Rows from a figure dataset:
________________________________________

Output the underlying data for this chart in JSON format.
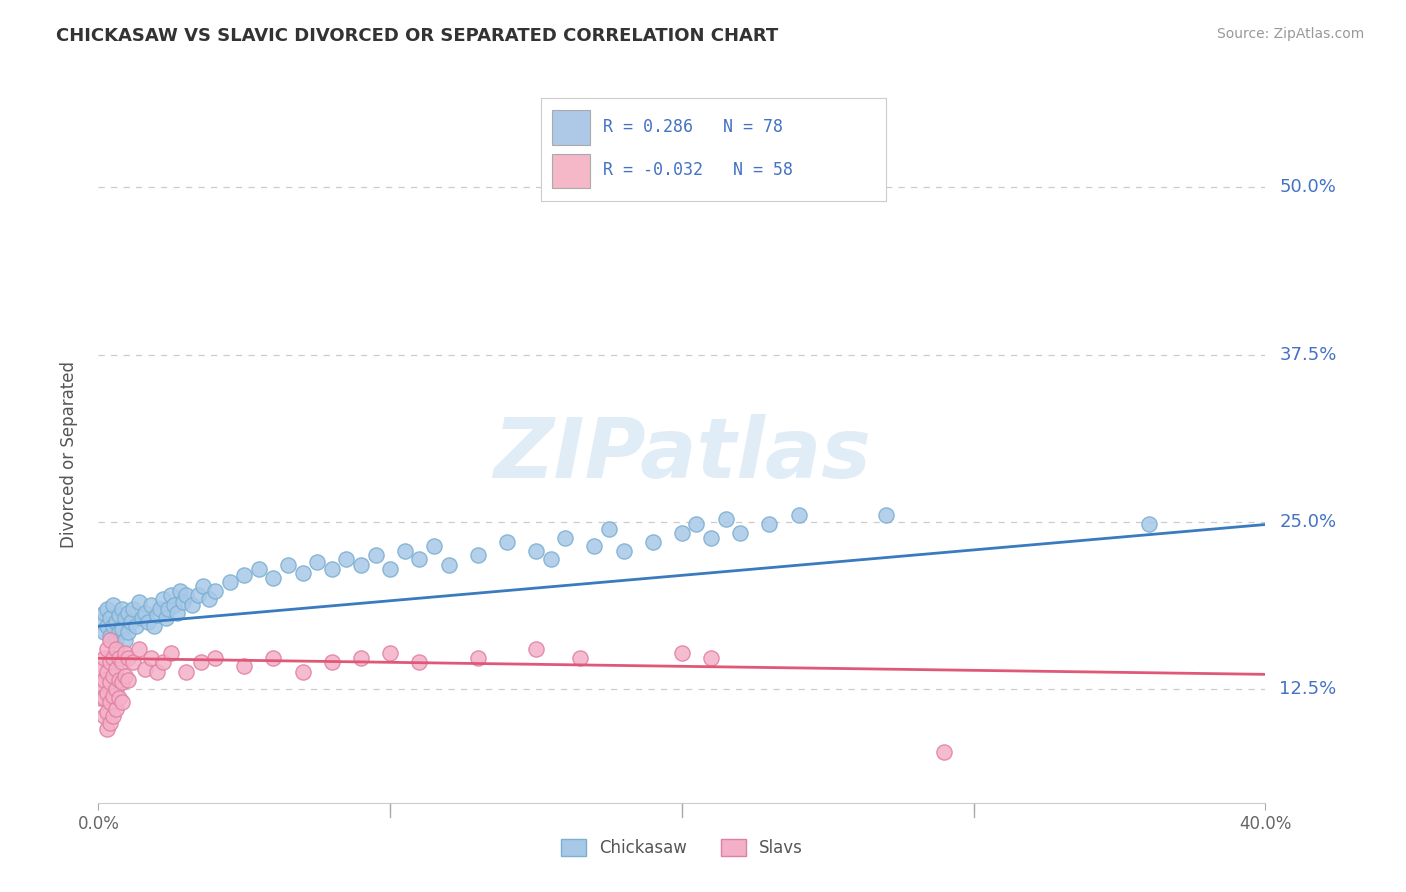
{
  "title": "CHICKASAW VS SLAVIC DIVORCED OR SEPARATED CORRELATION CHART",
  "source_text": "Source: ZipAtlas.com",
  "ylabel": "Divorced or Separated",
  "yticks": [
    0.125,
    0.25,
    0.375,
    0.5
  ],
  "ytick_labels": [
    "12.5%",
    "25.0%",
    "37.5%",
    "50.0%"
  ],
  "xmin": 0.0,
  "xmax": 0.4,
  "ymin": 0.04,
  "ymax": 0.56,
  "chickasaw_dot_color": "#a8c8e8",
  "chickasaw_dot_edge": "#7aafd0",
  "slavic_dot_color": "#f4b0c8",
  "slavic_dot_edge": "#e080a0",
  "chickasaw_line_color": "#3a7abf",
  "slavic_line_color": "#e05878",
  "watermark": "ZIPatlas",
  "legend_labels": [
    "Chickasaw",
    "Slavs"
  ],
  "legend_box_colors": [
    "#aec8e8",
    "#f4b8c8"
  ],
  "chickasaw_scatter": [
    [
      0.001,
      0.175
    ],
    [
      0.002,
      0.182
    ],
    [
      0.002,
      0.168
    ],
    [
      0.003,
      0.185
    ],
    [
      0.003,
      0.172
    ],
    [
      0.004,
      0.178
    ],
    [
      0.004,
      0.165
    ],
    [
      0.005,
      0.188
    ],
    [
      0.005,
      0.172
    ],
    [
      0.006,
      0.175
    ],
    [
      0.006,
      0.162
    ],
    [
      0.007,
      0.18
    ],
    [
      0.007,
      0.168
    ],
    [
      0.008,
      0.185
    ],
    [
      0.008,
      0.17
    ],
    [
      0.009,
      0.178
    ],
    [
      0.009,
      0.162
    ],
    [
      0.01,
      0.182
    ],
    [
      0.01,
      0.168
    ],
    [
      0.011,
      0.175
    ],
    [
      0.012,
      0.185
    ],
    [
      0.013,
      0.172
    ],
    [
      0.014,
      0.19
    ],
    [
      0.015,
      0.178
    ],
    [
      0.016,
      0.182
    ],
    [
      0.017,
      0.175
    ],
    [
      0.018,
      0.188
    ],
    [
      0.019,
      0.172
    ],
    [
      0.02,
      0.18
    ],
    [
      0.021,
      0.185
    ],
    [
      0.022,
      0.192
    ],
    [
      0.023,
      0.178
    ],
    [
      0.024,
      0.185
    ],
    [
      0.025,
      0.195
    ],
    [
      0.026,
      0.188
    ],
    [
      0.027,
      0.182
    ],
    [
      0.028,
      0.198
    ],
    [
      0.029,
      0.19
    ],
    [
      0.03,
      0.195
    ],
    [
      0.032,
      0.188
    ],
    [
      0.034,
      0.195
    ],
    [
      0.036,
      0.202
    ],
    [
      0.038,
      0.192
    ],
    [
      0.04,
      0.198
    ],
    [
      0.045,
      0.205
    ],
    [
      0.05,
      0.21
    ],
    [
      0.055,
      0.215
    ],
    [
      0.06,
      0.208
    ],
    [
      0.065,
      0.218
    ],
    [
      0.07,
      0.212
    ],
    [
      0.075,
      0.22
    ],
    [
      0.08,
      0.215
    ],
    [
      0.085,
      0.222
    ],
    [
      0.09,
      0.218
    ],
    [
      0.095,
      0.225
    ],
    [
      0.1,
      0.215
    ],
    [
      0.105,
      0.228
    ],
    [
      0.11,
      0.222
    ],
    [
      0.115,
      0.232
    ],
    [
      0.12,
      0.218
    ],
    [
      0.13,
      0.225
    ],
    [
      0.14,
      0.235
    ],
    [
      0.15,
      0.228
    ],
    [
      0.155,
      0.222
    ],
    [
      0.16,
      0.238
    ],
    [
      0.17,
      0.232
    ],
    [
      0.175,
      0.245
    ],
    [
      0.18,
      0.228
    ],
    [
      0.19,
      0.235
    ],
    [
      0.2,
      0.242
    ],
    [
      0.205,
      0.248
    ],
    [
      0.21,
      0.238
    ],
    [
      0.215,
      0.252
    ],
    [
      0.22,
      0.242
    ],
    [
      0.23,
      0.248
    ],
    [
      0.24,
      0.255
    ],
    [
      0.27,
      0.255
    ],
    [
      0.36,
      0.248
    ]
  ],
  "slavic_scatter": [
    [
      0.001,
      0.14
    ],
    [
      0.001,
      0.128
    ],
    [
      0.001,
      0.118
    ],
    [
      0.002,
      0.148
    ],
    [
      0.002,
      0.132
    ],
    [
      0.002,
      0.118
    ],
    [
      0.002,
      0.105
    ],
    [
      0.003,
      0.155
    ],
    [
      0.003,
      0.138
    ],
    [
      0.003,
      0.122
    ],
    [
      0.003,
      0.108
    ],
    [
      0.003,
      0.095
    ],
    [
      0.004,
      0.162
    ],
    [
      0.004,
      0.145
    ],
    [
      0.004,
      0.13
    ],
    [
      0.004,
      0.115
    ],
    [
      0.004,
      0.1
    ],
    [
      0.005,
      0.148
    ],
    [
      0.005,
      0.135
    ],
    [
      0.005,
      0.12
    ],
    [
      0.005,
      0.105
    ],
    [
      0.006,
      0.155
    ],
    [
      0.006,
      0.14
    ],
    [
      0.006,
      0.125
    ],
    [
      0.006,
      0.11
    ],
    [
      0.007,
      0.148
    ],
    [
      0.007,
      0.132
    ],
    [
      0.007,
      0.118
    ],
    [
      0.008,
      0.145
    ],
    [
      0.008,
      0.13
    ],
    [
      0.008,
      0.115
    ],
    [
      0.009,
      0.152
    ],
    [
      0.009,
      0.135
    ],
    [
      0.01,
      0.148
    ],
    [
      0.01,
      0.132
    ],
    [
      0.012,
      0.145
    ],
    [
      0.014,
      0.155
    ],
    [
      0.016,
      0.14
    ],
    [
      0.018,
      0.148
    ],
    [
      0.02,
      0.138
    ],
    [
      0.022,
      0.145
    ],
    [
      0.025,
      0.152
    ],
    [
      0.03,
      0.138
    ],
    [
      0.035,
      0.145
    ],
    [
      0.04,
      0.148
    ],
    [
      0.05,
      0.142
    ],
    [
      0.06,
      0.148
    ],
    [
      0.07,
      0.138
    ],
    [
      0.08,
      0.145
    ],
    [
      0.09,
      0.148
    ],
    [
      0.1,
      0.152
    ],
    [
      0.11,
      0.145
    ],
    [
      0.13,
      0.148
    ],
    [
      0.15,
      0.155
    ],
    [
      0.165,
      0.148
    ],
    [
      0.2,
      0.152
    ],
    [
      0.21,
      0.148
    ],
    [
      0.29,
      0.078
    ]
  ],
  "chickasaw_line": [
    [
      0.0,
      0.172
    ],
    [
      0.4,
      0.248
    ]
  ],
  "slavic_line": [
    [
      0.0,
      0.148
    ],
    [
      0.4,
      0.136
    ]
  ]
}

________________________________________

■ Task prompt
Would you return the data exactly as written, without the pictures?

■ Task answer
Output the underlying data for this chart in JSON format.
{
  "title": "CHICKASAW VS SLAVIC DIVORCED OR SEPARATED CORRELATION CHART",
  "source_text": "Source: ZipAtlas.com",
  "ylabel": "Divorced or Separated",
  "yticks": [
    0.125,
    0.25,
    0.375,
    0.5
  ],
  "ytick_labels": [
    "12.5%",
    "25.0%",
    "37.5%",
    "50.0%"
  ],
  "xmin": 0.0,
  "xmax": 0.4,
  "ymin": 0.04,
  "ymax": 0.56,
  "chickasaw_dot_color": "#a8c8e8",
  "chickasaw_dot_edge": "#7aafd0",
  "slavic_dot_color": "#f4b0c8",
  "slavic_dot_edge": "#e080a0",
  "chickasaw_line_color": "#3a7abf",
  "slavic_line_color": "#e05878",
  "watermark": "ZIPatlas",
  "legend_labels": [
    "Chickasaw",
    "Slavs"
  ],
  "legend_box_colors": [
    "#aec8e8",
    "#f4b8c8"
  ],
  "chickasaw_scatter": [
    [
      0.001,
      0.175
    ],
    [
      0.002,
      0.182
    ],
    [
      0.002,
      0.168
    ],
    [
      0.003,
      0.185
    ],
    [
      0.003,
      0.172
    ],
    [
      0.004,
      0.178
    ],
    [
      0.004,
      0.165
    ],
    [
      0.005,
      0.188
    ],
    [
      0.005,
      0.172
    ],
    [
      0.006,
      0.175
    ],
    [
      0.006,
      0.162
    ],
    [
      0.007,
      0.18
    ],
    [
      0.007,
      0.168
    ],
    [
      0.008,
      0.185
    ],
    [
      0.008,
      0.17
    ],
    [
      0.009,
      0.178
    ],
    [
      0.009,
      0.162
    ],
    [
      0.01,
      0.182
    ],
    [
      0.01,
      0.168
    ],
    [
      0.011,
      0.175
    ],
    [
      0.012,
      0.185
    ],
    [
      0.013,
      0.172
    ],
    [
      0.014,
      0.19
    ],
    [
      0.015,
      0.178
    ],
    [
      0.016,
      0.182
    ],
    [
      0.017,
      0.175
    ],
    [
      0.018,
      0.188
    ],
    [
      0.019,
      0.172
    ],
    [
      0.02,
      0.18
    ],
    [
      0.021,
      0.185
    ],
    [
      0.022,
      0.192
    ],
    [
      0.023,
      0.178
    ],
    [
      0.024,
      0.185
    ],
    [
      0.025,
      0.195
    ],
    [
      0.026,
      0.188
    ],
    [
      0.027,
      0.182
    ],
    [
      0.028,
      0.198
    ],
    [
      0.029,
      0.19
    ],
    [
      0.03,
      0.195
    ],
    [
      0.032,
      0.188
    ],
    [
      0.034,
      0.195
    ],
    [
      0.036,
      0.202
    ],
    [
      0.038,
      0.192
    ],
    [
      0.04,
      0.198
    ],
    [
      0.045,
      0.205
    ],
    [
      0.05,
      0.21
    ],
    [
      0.055,
      0.215
    ],
    [
      0.06,
      0.208
    ],
    [
      0.065,
      0.218
    ],
    [
      0.07,
      0.212
    ],
    [
      0.075,
      0.22
    ],
    [
      0.08,
      0.215
    ],
    [
      0.085,
      0.222
    ],
    [
      0.09,
      0.218
    ],
    [
      0.095,
      0.225
    ],
    [
      0.1,
      0.215
    ],
    [
      0.105,
      0.228
    ],
    [
      0.11,
      0.222
    ],
    [
      0.115,
      0.232
    ],
    [
      0.12,
      0.218
    ],
    [
      0.13,
      0.225
    ],
    [
      0.14,
      0.235
    ],
    [
      0.15,
      0.228
    ],
    [
      0.155,
      0.222
    ],
    [
      0.16,
      0.238
    ],
    [
      0.17,
      0.232
    ],
    [
      0.175,
      0.245
    ],
    [
      0.18,
      0.228
    ],
    [
      0.19,
      0.235
    ],
    [
      0.2,
      0.242
    ],
    [
      0.205,
      0.248
    ],
    [
      0.21,
      0.238
    ],
    [
      0.215,
      0.252
    ],
    [
      0.22,
      0.242
    ],
    [
      0.23,
      0.248
    ],
    [
      0.24,
      0.255
    ],
    [
      0.27,
      0.255
    ],
    [
      0.36,
      0.248
    ]
  ],
  "slavic_scatter": [
    [
      0.001,
      0.14
    ],
    [
      0.001,
      0.128
    ],
    [
      0.001,
      0.118
    ],
    [
      0.002,
      0.148
    ],
    [
      0.002,
      0.132
    ],
    [
      0.002,
      0.118
    ],
    [
      0.002,
      0.105
    ],
    [
      0.003,
      0.155
    ],
    [
      0.003,
      0.138
    ],
    [
      0.003,
      0.122
    ],
    [
      0.003,
      0.108
    ],
    [
      0.003,
      0.095
    ],
    [
      0.004,
      0.162
    ],
    [
      0.004,
      0.145
    ],
    [
      0.004,
      0.13
    ],
    [
      0.004,
      0.115
    ],
    [
      0.004,
      0.1
    ],
    [
      0.005,
      0.148
    ],
    [
      0.005,
      0.135
    ],
    [
      0.005,
      0.12
    ],
    [
      0.005,
      0.105
    ],
    [
      0.006,
      0.155
    ],
    [
      0.006,
      0.14
    ],
    [
      0.006,
      0.125
    ],
    [
      0.006,
      0.11
    ],
    [
      0.007,
      0.148
    ],
    [
      0.007,
      0.132
    ],
    [
      0.007,
      0.118
    ],
    [
      0.008,
      0.145
    ],
    [
      0.008,
      0.13
    ],
    [
      0.008,
      0.115
    ],
    [
      0.009,
      0.152
    ],
    [
      0.009,
      0.135
    ],
    [
      0.01,
      0.148
    ],
    [
      0.01,
      0.132
    ],
    [
      0.012,
      0.145
    ],
    [
      0.014,
      0.155
    ],
    [
      0.016,
      0.14
    ],
    [
      0.018,
      0.148
    ],
    [
      0.02,
      0.138
    ],
    [
      0.022,
      0.145
    ],
    [
      0.025,
      0.152
    ],
    [
      0.03,
      0.138
    ],
    [
      0.035,
      0.145
    ],
    [
      0.04,
      0.148
    ],
    [
      0.05,
      0.142
    ],
    [
      0.06,
      0.148
    ],
    [
      0.07,
      0.138
    ],
    [
      0.08,
      0.145
    ],
    [
      0.09,
      0.148
    ],
    [
      0.1,
      0.152
    ],
    [
      0.11,
      0.145
    ],
    [
      0.13,
      0.148
    ],
    [
      0.15,
      0.155
    ],
    [
      0.165,
      0.148
    ],
    [
      0.2,
      0.152
    ],
    [
      0.21,
      0.148
    ],
    [
      0.29,
      0.078
    ]
  ],
  "chickasaw_line": [
    [
      0.0,
      0.172
    ],
    [
      0.4,
      0.248
    ]
  ],
  "slavic_line": [
    [
      0.0,
      0.148
    ],
    [
      0.4,
      0.136
    ]
  ]
}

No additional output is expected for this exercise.